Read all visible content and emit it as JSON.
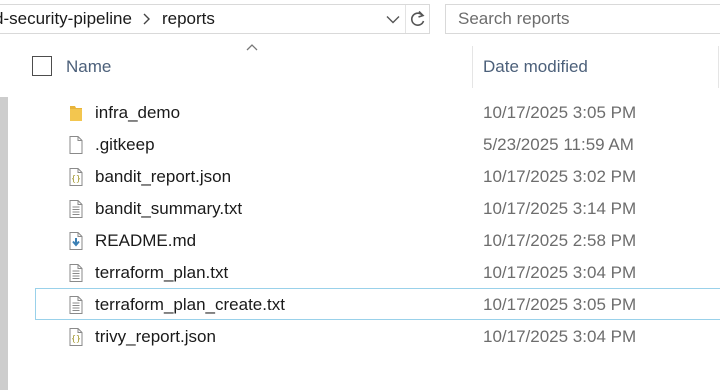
{
  "address_bar": {
    "path": [
      "d-security-pipeline",
      "reports"
    ],
    "dropdown_icon": "chevron-down-icon",
    "refresh_icon": "refresh-icon"
  },
  "search": {
    "placeholder": "Search reports"
  },
  "columns": {
    "name": "Name",
    "date_modified": "Date modified",
    "sorted_by": "Name",
    "sort_direction": "ascending"
  },
  "files": [
    {
      "name": "infra_demo",
      "date": "10/17/2025 3:05 PM",
      "icon": "folder-icon"
    },
    {
      "name": ".gitkeep",
      "date": "5/23/2025 11:59 AM",
      "icon": "blank-file-icon"
    },
    {
      "name": "bandit_report.json",
      "date": "10/17/2025 3:02 PM",
      "icon": "json-file-icon"
    },
    {
      "name": "bandit_summary.txt",
      "date": "10/17/2025 3:14 PM",
      "icon": "text-file-icon"
    },
    {
      "name": "README.md",
      "date": "10/17/2025 2:58 PM",
      "icon": "markdown-file-icon"
    },
    {
      "name": "terraform_plan.txt",
      "date": "10/17/2025 3:04 PM",
      "icon": "text-file-icon"
    },
    {
      "name": "terraform_plan_create.txt",
      "date": "10/17/2025 3:05 PM",
      "icon": "text-file-icon",
      "focused": true
    },
    {
      "name": "trivy_report.json",
      "date": "10/17/2025 3:04 PM",
      "icon": "json-file-icon"
    }
  ],
  "colors": {
    "header_text": "#4c607a",
    "date_text": "#6d6d6d",
    "focus_border": "#99d1ea",
    "folder": "#f3c64f"
  }
}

------------------------

--- WRITTEN TASK ---
Omitting all images, print the listing exactly.

--- TASK RESPONSE ---
Read all visible content and emit it as JSON.
{
  "address_bar": {
    "path": [
      "d-security-pipeline",
      "reports"
    ],
    "dropdown_icon": "chevron-down-icon",
    "refresh_icon": "refresh-icon"
  },
  "search": {
    "placeholder": "Search reports"
  },
  "columns": {
    "name": "Name",
    "date_modified": "Date modified",
    "sorted_by": "Name",
    "sort_direction": "ascending"
  },
  "files": [
    {
      "name": "infra_demo",
      "date": "10/17/2025 3:05 PM",
      "icon": "folder-icon"
    },
    {
      "name": ".gitkeep",
      "date": "5/23/2025 11:59 AM",
      "icon": "blank-file-icon"
    },
    {
      "name": "bandit_report.json",
      "date": "10/17/2025 3:02 PM",
      "icon": "json-file-icon"
    },
    {
      "name": "bandit_summary.txt",
      "date": "10/17/2025 3:14 PM",
      "icon": "text-file-icon"
    },
    {
      "name": "README.md",
      "date": "10/17/2025 2:58 PM",
      "icon": "markdown-file-icon"
    },
    {
      "name": "terraform_plan.txt",
      "date": "10/17/2025 3:04 PM",
      "icon": "text-file-icon"
    },
    {
      "name": "terraform_plan_create.txt",
      "date": "10/17/2025 3:05 PM",
      "icon": "text-file-icon",
      "focused": true
    },
    {
      "name": "trivy_report.json",
      "date": "10/17/2025 3:04 PM",
      "icon": "json-file-icon"
    }
  ],
  "colors": {
    "header_text": "#4c607a",
    "date_text": "#6d6d6d",
    "focus_border": "#99d1ea",
    "folder": "#f3c64f"
  }
}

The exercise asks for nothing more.